··· ARTICLE

La taxe au tonnage est un régime fiscal alternatif visant à promouvoir les sociétés actives dans le secteur du transport maritime. Sa « particularité » : l’imposition de l’entreprise n’est pas calculée sur la base de ses bénéfices ou de ses pertes, comme c’est le cas habituellement, mais sur une base forfaitaire, en fonction du volume de fret – ou tonnage – des navires qu’elle contrôle ou gère.

Dumping fiscal pour les entreprises 

Les sociétés concernées bénéficient ainsi de taux d'imposition nettement plus bas. Une étude publiée en 2020 par le Forum international des transports (FIT) de l’OCDE a calculé que le taux d'imposition effectif du secteur maritime s’élevait à environ 7% au niveau mondial, soit bien en-dessous de la majorité des taux d’imposition calculés sur les bénéfices.

······

• **EXERCICES À TRAITER**
• 1. Recopiez le passage du texte sur la taxe au tonnage allant de "Dumping fiscal pour" à "sur les bénéfices.".
• 2. D'après le texte sur la taxe au tonnage, à combien s'élevait le taux d'imposition effectif du secteur maritime au niveau mondial selon l'étude publiée en 2020 par le FIT ?
• 3. Veuillez poursuivre le texte sur la taxe au tonnage à partir de sa dernière phrase.

··· DONNÉES EXTRAITES

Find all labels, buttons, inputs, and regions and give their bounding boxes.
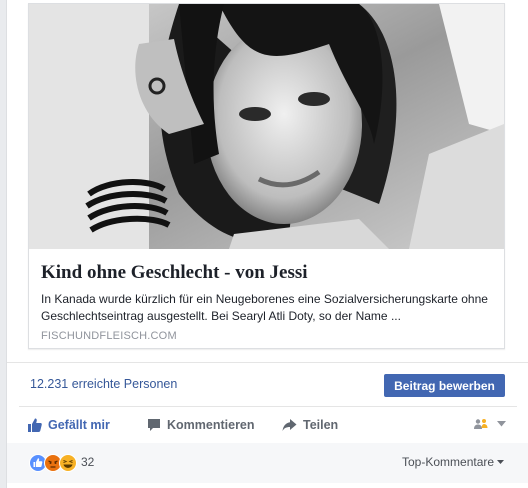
like-reaction-icon — [29, 454, 47, 472]
share-button[interactable]: Teilen — [282, 407, 338, 443]
friends-audience-icon — [474, 419, 488, 429]
reaction-icons[interactable] — [29, 454, 79, 472]
link-domain: FISCHUNDFLEISCH.COM — [41, 330, 177, 342]
caret-down-icon — [497, 459, 505, 464]
people-reached-link[interactable]: 12.231 erreichte Personen — [30, 377, 177, 391]
haha-reaction-icon — [59, 454, 77, 472]
portrait-photo — [29, 4, 504, 249]
reaction-count[interactable]: 32 — [81, 455, 94, 469]
speech-bubble-icon — [148, 419, 160, 431]
audience-selector[interactable] — [473, 418, 506, 430]
share-label: Teilen — [303, 418, 339, 432]
link-description: In Kanada wurde kürzlich für ein Neugebo… — [41, 292, 488, 323]
comment-button[interactable]: Kommentieren — [147, 407, 255, 443]
chevron-down-icon — [497, 421, 506, 427]
link-preview-card[interactable]: Kind ohne Geschlecht - von Jessi In Kana… — [28, 3, 505, 349]
link-preview-image[interactable] — [29, 4, 504, 249]
link-title[interactable]: Kind ohne Geschlecht - von Jessi — [41, 262, 308, 284]
angry-reaction-icon — [44, 454, 62, 472]
share-arrow-icon — [282, 419, 297, 431]
reach-bar: 12.231 erreichte Personen Beitrag bewerb… — [7, 362, 528, 407]
reactions-bar: 32 Top-Kommentare — [7, 443, 528, 483]
post-card: Kind ohne Geschlecht - von Jessi In Kana… — [6, 0, 528, 488]
boost-post-button[interactable]: Beitrag bewerben — [384, 374, 505, 397]
post-actions-bar: Gefällt mir Kommentieren Teilen — [19, 406, 517, 444]
comment-sort-dropdown[interactable]: Top-Kommentare — [402, 455, 505, 469]
like-button[interactable]: Gefällt mir — [28, 407, 110, 443]
like-label: Gefällt mir — [48, 418, 110, 432]
thumbs-up-icon — [28, 418, 42, 432]
comment-label: Kommentieren — [167, 418, 255, 432]
comment-sort-label: Top-Kommentare — [402, 455, 495, 469]
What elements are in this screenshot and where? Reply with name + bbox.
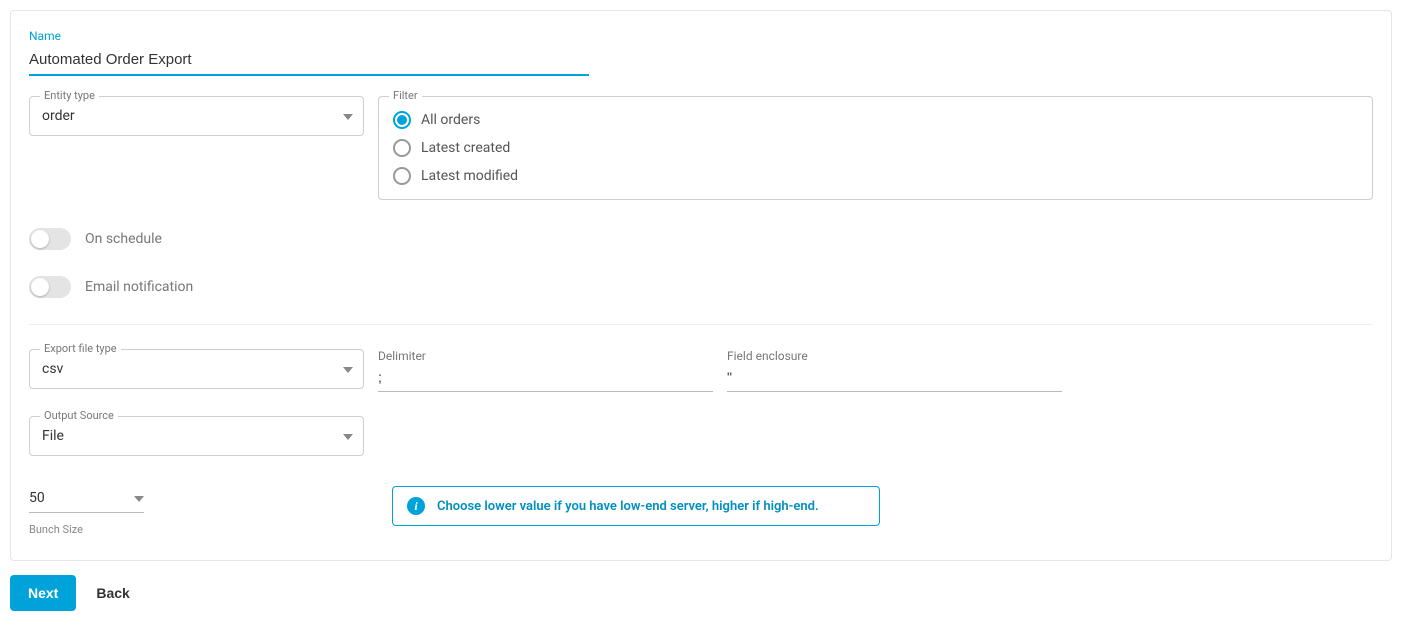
radio-checked-icon [393,111,411,129]
section-divider [29,324,1373,325]
export-file-type-select[interactable]: Export file type csv [29,349,364,389]
bunch-size-select[interactable]: 50 [29,486,144,513]
output-source-row: Output Source File [29,416,1373,456]
next-button[interactable]: Next [10,575,76,611]
chevron-down-icon [343,428,353,444]
export-file-type-label: Export file type [40,342,121,355]
bunch-row: 50 Bunch Size i Choose lower value if yo… [29,486,1373,536]
bunch-size-label: Bunch Size [29,523,144,536]
on-schedule-label: On schedule [85,231,162,247]
email-notification-toggle[interactable] [29,276,71,298]
wizard-buttons: Next Back [10,575,1392,611]
field-enclosure-label: Field enclosure [727,349,1062,363]
email-notification-label: Email notification [85,279,193,295]
export-config-panel: Name Entity type order Filter All orders… [10,10,1392,561]
field-enclosure-block: Field enclosure [727,349,1062,392]
export-file-type-value: csv [42,361,63,377]
bunch-size-value: 50 [29,490,45,506]
field-enclosure-input[interactable] [727,365,1062,392]
filter-option-label: All orders [421,112,480,128]
name-label: Name [29,29,1373,43]
filter-option-all-orders[interactable]: All orders [393,111,1358,129]
filter-option-latest-created[interactable]: Latest created [393,139,1358,157]
delimiter-input[interactable] [378,365,713,392]
info-alert-text: Choose lower value if you have low-end s… [437,499,819,514]
file-options-row: Export file type csv Delimiter Field enc… [29,349,1373,392]
on-schedule-toggle[interactable] [29,228,71,250]
entity-filter-row: Entity type order Filter All orders Late… [29,96,1373,200]
radio-unchecked-icon [393,167,411,185]
name-field-block: Name [29,29,1373,76]
output-source-label: Output Source [40,409,118,422]
entity-type-label: Entity type [40,89,99,102]
chevron-down-icon [343,361,353,377]
info-alert: i Choose lower value if you have low-end… [392,486,880,526]
output-source-select[interactable]: Output Source File [29,416,364,456]
delimiter-label: Delimiter [378,349,713,363]
chevron-down-icon [343,108,353,124]
filter-label: Filter [389,89,422,102]
delimiter-block: Delimiter [378,349,713,392]
schedule-toggle-row: On schedule [29,228,1373,250]
entity-type-value: order [42,108,75,124]
output-source-value: File [42,428,64,444]
filter-option-label: Latest created [421,140,510,156]
chevron-down-icon [134,491,144,505]
bunch-size-block: 50 Bunch Size [29,486,144,536]
radio-unchecked-icon [393,139,411,157]
email-toggle-row: Email notification [29,276,1373,298]
info-icon: i [407,497,425,515]
name-input[interactable] [29,47,589,76]
entity-type-select[interactable]: Entity type order [29,96,364,136]
filter-option-latest-modified[interactable]: Latest modified [393,167,1358,185]
filter-fieldset: Filter All orders Latest created Latest … [378,96,1373,200]
back-button[interactable]: Back [92,575,133,611]
filter-option-label: Latest modified [421,168,518,184]
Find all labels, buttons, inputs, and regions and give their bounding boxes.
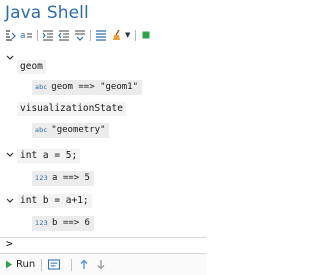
toolbar-separator bbox=[37, 29, 38, 41]
code-cell[interactable]: visualizationState bbox=[17, 102, 126, 116]
list-icon[interactable] bbox=[94, 29, 107, 42]
result-cell: abc geom ==> "geom1" bbox=[32, 80, 142, 95]
run-label: Run bbox=[16, 259, 36, 270]
bottom-separator bbox=[71, 258, 73, 271]
history-down-icon[interactable] bbox=[95, 259, 107, 271]
indent-icon[interactable] bbox=[41, 29, 54, 42]
type-badge: abc bbox=[35, 83, 48, 91]
history-up-icon[interactable] bbox=[78, 259, 90, 271]
play-icon bbox=[6, 260, 12, 269]
type-badge: abc bbox=[35, 126, 48, 134]
chevron-down-icon[interactable] bbox=[5, 196, 14, 205]
toolbar: a ▼ bbox=[4, 27, 202, 43]
toolbar-separator bbox=[135, 29, 137, 41]
dropdown-icon[interactable]: ▼ bbox=[125, 31, 130, 39]
result-cell: 123 b ==> 6 bbox=[32, 216, 94, 231]
result-cell: 123 a ==> 5 bbox=[32, 171, 94, 186]
code-cell[interactable]: geom bbox=[17, 60, 46, 74]
result-text: geom ==> "geom1" bbox=[51, 82, 138, 92]
snippet-icon[interactable] bbox=[48, 259, 61, 271]
chevron-down-icon[interactable] bbox=[5, 53, 14, 62]
result-text: "geometry" bbox=[51, 125, 106, 135]
outdent-icon[interactable] bbox=[57, 29, 70, 42]
bottom-toolbar: Run bbox=[0, 253, 206, 275]
input-prompt[interactable]: > bbox=[0, 237, 206, 250]
clear-icon[interactable] bbox=[110, 29, 123, 42]
app-title: Java Shell bbox=[5, 3, 89, 23]
result-cell: abc "geometry" bbox=[32, 123, 110, 138]
code-cell[interactable]: int b = a+1; bbox=[17, 194, 92, 208]
stop-icon[interactable] bbox=[139, 29, 152, 42]
prompt-symbol: > bbox=[6, 237, 13, 250]
result-text: b ==> 6 bbox=[52, 218, 90, 228]
result-text: a ==> 5 bbox=[52, 173, 90, 183]
bottom-separator bbox=[41, 258, 43, 271]
code-cell[interactable]: int a = 5; bbox=[17, 149, 81, 163]
toolbar-separator bbox=[90, 29, 91, 41]
history-panel: geom abc geom ==> "geom1" visualizationS… bbox=[0, 47, 206, 235]
type-badge: 123 bbox=[35, 219, 49, 227]
assign-icon[interactable]: a bbox=[20, 29, 33, 42]
run-button[interactable]: Run bbox=[5, 259, 35, 270]
collapse-icon[interactable] bbox=[73, 29, 86, 42]
svg-text:a: a bbox=[20, 31, 26, 41]
format-icon[interactable] bbox=[4, 29, 17, 42]
type-badge: 123 bbox=[35, 174, 49, 182]
chevron-down-icon[interactable] bbox=[5, 150, 14, 159]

······

• **RÉPONSES AUX EXERCICES**
• 1.
Dumping fiscal pour les entreprises 

Les sociétés concernées bénéficient ainsi de taux d'imposition nettement plus bas. Une étude publiée en 2020 par le Forum international des transports (FIT) de l’OCDE a calculé que le taux d'imposition effectif du secteur maritime s’élevait à environ 7% au niveau mondial, soit bien en-dessous de la majorité des taux d’imposition calculés sur les bénéfices.

• 2. Environ 7 %.

• 3.
L’exemple de l’armateur de conteneurs allemand Hapag-Lloyd montre que des taux encore plus bas sont possibles. En novembre 2022, la chaîne de télévision allemande NDR révélait que, sous le régime de la taxe au tonnage, cette entreprise avait été imposée à un taux de 0,65% en 2021. Même Klaus-Michael Kühne, l’un des Suisses d’adoption les plus riches, propriétaire de 30 % de Hapag-Lloyd et actionnaire majoritaire de l’entreprise suisse de logistique Kühne + Nagel, a donné raison aux critiques lors d’un entretien diffusé par NDR, en affirmant que des taux d'imposition aussi bas faisaient entrer « obscènement peu » d'argent dans les caisses fiscales, compte tenu des revenus actuels.

Des milliards de perte pour les États

Un an plus tôt, une autre étude du FIT qualifiait déjà la taxe au tonnage de « subvention implicite », expliquant que celle-ci devait être considérée comme une « dépense fiscale » car elle entraîne une perte de recettes pour l’État, par rapport à un système de taxation dans lequel le transport maritime est soumis au même traitement fiscal que tous les autres secteurs. Selon cette étude, les pays de l’OCDE « perdent » ainsi, en moyenne, un milliard d’euros par an. Pourtant, la majorité des États membres de l’Union européenne (UE) ainsi que la Norvège, le Royaume-Uni, les États-Unis, l’Inde, l’Afrique du Sud, le Japon ou encore la Chine continuent d’appliquer cette taxe au tonnage.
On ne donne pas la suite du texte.